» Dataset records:
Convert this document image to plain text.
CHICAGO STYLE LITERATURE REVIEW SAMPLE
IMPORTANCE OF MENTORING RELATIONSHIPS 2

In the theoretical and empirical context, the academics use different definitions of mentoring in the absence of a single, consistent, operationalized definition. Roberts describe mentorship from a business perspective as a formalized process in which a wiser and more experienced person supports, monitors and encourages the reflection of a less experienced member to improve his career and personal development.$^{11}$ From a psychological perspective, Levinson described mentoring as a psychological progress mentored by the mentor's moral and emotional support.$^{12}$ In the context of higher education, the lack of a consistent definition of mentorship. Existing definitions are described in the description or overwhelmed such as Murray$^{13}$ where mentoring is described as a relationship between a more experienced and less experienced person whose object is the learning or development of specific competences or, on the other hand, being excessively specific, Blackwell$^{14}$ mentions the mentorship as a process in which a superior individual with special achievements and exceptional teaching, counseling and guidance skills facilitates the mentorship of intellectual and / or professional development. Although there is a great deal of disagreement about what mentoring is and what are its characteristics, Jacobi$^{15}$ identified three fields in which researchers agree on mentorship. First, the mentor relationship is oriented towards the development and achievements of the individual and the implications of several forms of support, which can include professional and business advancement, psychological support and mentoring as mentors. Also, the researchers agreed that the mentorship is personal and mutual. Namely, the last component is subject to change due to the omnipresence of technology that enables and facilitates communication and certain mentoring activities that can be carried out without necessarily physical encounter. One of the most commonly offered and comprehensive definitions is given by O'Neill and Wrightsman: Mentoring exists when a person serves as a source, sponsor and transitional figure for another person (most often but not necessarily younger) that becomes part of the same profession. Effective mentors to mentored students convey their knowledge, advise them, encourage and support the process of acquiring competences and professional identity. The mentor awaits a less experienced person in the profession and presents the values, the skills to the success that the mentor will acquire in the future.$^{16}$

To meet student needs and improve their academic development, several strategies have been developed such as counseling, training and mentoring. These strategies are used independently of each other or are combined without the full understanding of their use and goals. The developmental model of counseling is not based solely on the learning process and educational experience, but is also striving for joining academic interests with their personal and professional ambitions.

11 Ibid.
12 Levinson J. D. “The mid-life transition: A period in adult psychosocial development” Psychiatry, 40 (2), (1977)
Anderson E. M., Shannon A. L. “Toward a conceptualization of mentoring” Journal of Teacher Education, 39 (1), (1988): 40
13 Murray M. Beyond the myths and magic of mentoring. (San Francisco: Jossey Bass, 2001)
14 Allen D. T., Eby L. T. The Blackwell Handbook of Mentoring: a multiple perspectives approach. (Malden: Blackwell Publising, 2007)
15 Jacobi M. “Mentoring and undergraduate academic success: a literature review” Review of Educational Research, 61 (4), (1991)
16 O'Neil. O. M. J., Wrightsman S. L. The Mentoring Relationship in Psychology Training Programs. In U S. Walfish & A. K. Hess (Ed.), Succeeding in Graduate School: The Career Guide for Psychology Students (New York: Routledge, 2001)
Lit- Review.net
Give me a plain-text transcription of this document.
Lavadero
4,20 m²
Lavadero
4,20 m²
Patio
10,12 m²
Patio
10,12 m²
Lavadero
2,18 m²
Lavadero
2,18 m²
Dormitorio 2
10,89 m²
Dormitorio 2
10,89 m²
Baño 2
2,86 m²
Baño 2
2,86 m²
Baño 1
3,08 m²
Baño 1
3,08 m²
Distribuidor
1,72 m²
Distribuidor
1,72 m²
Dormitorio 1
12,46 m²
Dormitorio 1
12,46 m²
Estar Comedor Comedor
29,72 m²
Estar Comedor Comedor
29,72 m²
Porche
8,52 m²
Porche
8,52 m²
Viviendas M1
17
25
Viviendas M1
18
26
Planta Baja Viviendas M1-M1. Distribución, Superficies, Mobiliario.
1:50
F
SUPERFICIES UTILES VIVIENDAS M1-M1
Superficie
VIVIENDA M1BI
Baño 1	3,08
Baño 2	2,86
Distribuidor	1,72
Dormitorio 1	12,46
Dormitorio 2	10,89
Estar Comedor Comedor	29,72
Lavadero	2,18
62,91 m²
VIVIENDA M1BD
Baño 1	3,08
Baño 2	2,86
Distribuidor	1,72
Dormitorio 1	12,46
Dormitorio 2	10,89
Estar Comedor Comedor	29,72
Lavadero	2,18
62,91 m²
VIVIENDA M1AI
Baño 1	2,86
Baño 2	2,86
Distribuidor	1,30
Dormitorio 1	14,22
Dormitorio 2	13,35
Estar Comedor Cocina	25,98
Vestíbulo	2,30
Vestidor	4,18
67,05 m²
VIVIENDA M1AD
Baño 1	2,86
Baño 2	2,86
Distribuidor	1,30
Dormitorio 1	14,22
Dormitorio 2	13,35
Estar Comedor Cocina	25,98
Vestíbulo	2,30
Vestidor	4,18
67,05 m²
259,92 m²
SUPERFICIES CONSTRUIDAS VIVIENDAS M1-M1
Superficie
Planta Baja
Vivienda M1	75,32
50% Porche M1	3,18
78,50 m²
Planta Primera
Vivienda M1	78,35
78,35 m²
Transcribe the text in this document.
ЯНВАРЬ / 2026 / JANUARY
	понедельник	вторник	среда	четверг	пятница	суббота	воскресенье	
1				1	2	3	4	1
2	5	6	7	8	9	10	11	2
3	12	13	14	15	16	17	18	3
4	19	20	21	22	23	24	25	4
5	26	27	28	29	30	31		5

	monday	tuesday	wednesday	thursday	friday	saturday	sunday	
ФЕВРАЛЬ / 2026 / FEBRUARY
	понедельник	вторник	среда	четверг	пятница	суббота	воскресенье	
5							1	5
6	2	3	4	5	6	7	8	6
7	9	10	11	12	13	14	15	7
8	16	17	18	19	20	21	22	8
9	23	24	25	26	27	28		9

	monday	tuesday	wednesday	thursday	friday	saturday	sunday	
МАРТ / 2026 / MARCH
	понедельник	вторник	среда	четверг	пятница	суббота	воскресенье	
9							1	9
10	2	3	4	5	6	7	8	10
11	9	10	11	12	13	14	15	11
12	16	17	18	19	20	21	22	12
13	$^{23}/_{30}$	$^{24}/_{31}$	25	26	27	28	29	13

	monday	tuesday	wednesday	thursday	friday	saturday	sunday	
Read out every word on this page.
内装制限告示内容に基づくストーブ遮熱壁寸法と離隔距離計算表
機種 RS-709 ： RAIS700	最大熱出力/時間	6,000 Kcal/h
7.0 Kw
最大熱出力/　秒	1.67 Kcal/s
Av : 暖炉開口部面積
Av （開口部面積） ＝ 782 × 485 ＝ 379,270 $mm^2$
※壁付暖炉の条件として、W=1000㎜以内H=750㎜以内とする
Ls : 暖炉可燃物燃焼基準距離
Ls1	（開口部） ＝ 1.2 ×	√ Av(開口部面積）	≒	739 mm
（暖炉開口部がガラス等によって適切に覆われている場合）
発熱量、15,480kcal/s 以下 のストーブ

» TASK INSTRUCTIONS: Give the entries once more, exactly as they appear.

» SOLUTION BELOW:
Convert this document image to plain text.
CHICAGO STYLE LITERATURE REVIEW SAMPLE
IMPORTANCE OF MENTORING RELATIONSHIPS 2

In the theoretical and empirical context, the academics use different definitions of mentoring in the absence of a single, consistent, operationalized definition. Roberts describe mentorship from a business perspective as a formalized process in which a wiser and more experienced person supports, monitors and encourages the reflection of a less experienced member to improve his career and personal development.$^{11}$ From a psychological perspective, Levinson described mentoring as a psychological progress mentored by the mentor's moral and emotional support.$^{12}$ In the context of higher education, the lack of a consistent definition of mentorship. Existing definitions are described in the description or overwhelmed such as Murray$^{13}$ where mentoring is described as a relationship between a more experienced and less experienced person whose object is the learning or development of specific competences or, on the other hand, being excessively specific, Blackwell$^{14}$ mentions the mentorship as a process in which a superior individual with special achievements and exceptional teaching, counseling and guidance skills facilitates the mentorship of intellectual and / or professional development. Although there is a great deal of disagreement about what mentoring is and what are its characteristics, Jacobi$^{15}$ identified three fields in which researchers agree on mentorship. First, the mentor relationship is oriented towards the development and achievements of the individual and the implications of several forms of support, which can include professional and business advancement, psychological support and mentoring as mentors. Also, the researchers agreed that the mentorship is personal and mutual. Namely, the last component is subject to change due to the omnipresence of technology that enables and facilitates communication and certain mentoring activities that can be carried out without necessarily physical encounter. One of the most commonly offered and comprehensive definitions is given by O'Neill and Wrightsman: Mentoring exists when a person serves as a source, sponsor and transitional figure for another person (most often but not necessarily younger) that becomes part of the same profession. Effective mentors to mentored students convey their knowledge, advise them, encourage and support the process of acquiring competences and professional identity. The mentor awaits a less experienced person in the profession and presents the values, the skills to the success that the mentor will acquire in the future.$^{16}$

To meet student needs and improve their academic development, several strategies have been developed such as counseling, training and mentoring. These strategies are used independently of each other or are combined without the full understanding of their use and goals. The developmental model of counseling is not based solely on the learning process and educational experience, but is also striving for joining academic interests with their personal and professional ambitions.

11 Ibid.
12 Levinson J. D. “The mid-life transition: A period in adult psychosocial development” Psychiatry, 40 (2), (1977)
Anderson E. M., Shannon A. L. “Toward a conceptualization of mentoring” Journal of Teacher Education, 39 (1), (1988): 40
13 Murray M. Beyond the myths and magic of mentoring. (San Francisco: Jossey Bass, 2001)
14 Allen D. T., Eby L. T. The Blackwell Handbook of Mentoring: a multiple perspectives approach. (Malden: Blackwell Publising, 2007)
15 Jacobi M. “Mentoring and undergraduate academic success: a literature review” Review of Educational Research, 61 (4), (1991)
16 O'Neil. O. M. J., Wrightsman S. L. The Mentoring Relationship in Psychology Training Programs. In U S. Walfish & A. K. Hess (Ed.), Succeeding in Graduate School: The Career Guide for Psychology Students (New York: Routledge, 2001)
Lit- Review.net
Give me a plain-text transcription of this document.
Lavadero
4,20 m²
Lavadero
4,20 m²
Patio
10,12 m²
Patio
10,12 m²
Lavadero
2,18 m²
Lavadero
2,18 m²
Dormitorio 2
10,89 m²
Dormitorio 2
10,89 m²
Baño 2
2,86 m²
Baño 2
2,86 m²
Baño 1
3,08 m²
Baño 1
3,08 m²
Distribuidor
1,72 m²
Distribuidor
1,72 m²
Dormitorio 1
12,46 m²
Dormitorio 1
12,46 m²
Estar Comedor Comedor
29,72 m²
Estar Comedor Comedor
29,72 m²
Porche
8,52 m²
Porche
8,52 m²
Viviendas M1
17
25
Viviendas M1
18
26
Planta Baja Viviendas M1-M1. Distribución, Superficies, Mobiliario.
1:50
F
SUPERFICIES UTILES VIVIENDAS M1-M1
Superficie
VIVIENDA M1BI
Baño 1	3,08
Baño 2	2,86
Distribuidor	1,72
Dormitorio 1	12,46
Dormitorio 2	10,89
Estar Comedor Comedor	29,72
Lavadero	2,18
62,91 m²
VIVIENDA M1BD
Baño 1	3,08
Baño 2	2,86
Distribuidor	1,72
Dormitorio 1	12,46
Dormitorio 2	10,89
Estar Comedor Comedor	29,72
Lavadero	2,18
62,91 m²
VIVIENDA M1AI
Baño 1	2,86
Baño 2	2,86
Distribuidor	1,30
Dormitorio 1	14,22
Dormitorio 2	13,35
Estar Comedor Cocina	25,98
Vestíbulo	2,30
Vestidor	4,18
67,05 m²
VIVIENDA M1AD
Baño 1	2,86
Baño 2	2,86
Distribuidor	1,30
Dormitorio 1	14,22
Dormitorio 2	13,35
Estar Comedor Cocina	25,98
Vestíbulo	2,30
Vestidor	4,18
67,05 m²
259,92 m²
SUPERFICIES CONSTRUIDAS VIVIENDAS M1-M1
Superficie
Planta Baja
Vivienda M1	75,32
50% Porche M1	3,18
78,50 m²
Planta Primera
Vivienda M1	78,35
78,35 m²
Transcribe the text in this document.
ЯНВАРЬ / 2026 / JANUARY
	понедельник	вторник	среда	четверг	пятница	суббота	воскресенье	
1				1	2	3	4	1
2	5	6	7	8	9	10	11	2
3	12	13	14	15	16	17	18	3
4	19	20	21	22	23	24	25	4
5	26	27	28	29	30	31		5

	monday	tuesday	wednesday	thursday	friday	saturday	sunday	
ФЕВРАЛЬ / 2026 / FEBRUARY
	понедельник	вторник	среда	четверг	пятница	суббота	воскресенье	
5							1	5
6	2	3	4	5	6	7	8	6
7	9	10	11	12	13	14	15	7
8	16	17	18	19	20	21	22	8
9	23	24	25	26	27	28		9

	monday	tuesday	wednesday	thursday	friday	saturday	sunday	
МАРТ / 2026 / MARCH
	понедельник	вторник	среда	четверг	пятница	суббота	воскресенье	
9							1	9
10	2	3	4	5	6	7	8	10
11	9	10	11	12	13	14	15	11
12	16	17	18	19	20	21	22	12
13	$^{23}/_{30}$	$^{24}/_{31}$	25	26	27	28	29	13

	monday	tuesday	wednesday	thursday	friday	saturday	sunday	
Read out every word on this page.
内装制限告示内容に基づくストーブ遮熱壁寸法と離隔距離計算表
機種 RS-709 ： RAIS700	最大熱出力/時間	6,000 Kcal/h
7.0 Kw
最大熱出力/　秒	1.67 Kcal/s
Av : 暖炉開口部面積
Av （開口部面積） ＝ 782 × 485 ＝ 379,270 $mm^2$
※壁付暖炉の条件として、W=1000㎜以内H=750㎜以内とする
Ls : 暖炉可燃物燃焼基準距離
Ls1	（開口部） ＝ 1.2 ×	√ Av(開口部面積）	≒	739 mm
（暖炉開口部がガラス等によって適切に覆われている場合）
発熱量、15,480kcal/s 以下 のストーブ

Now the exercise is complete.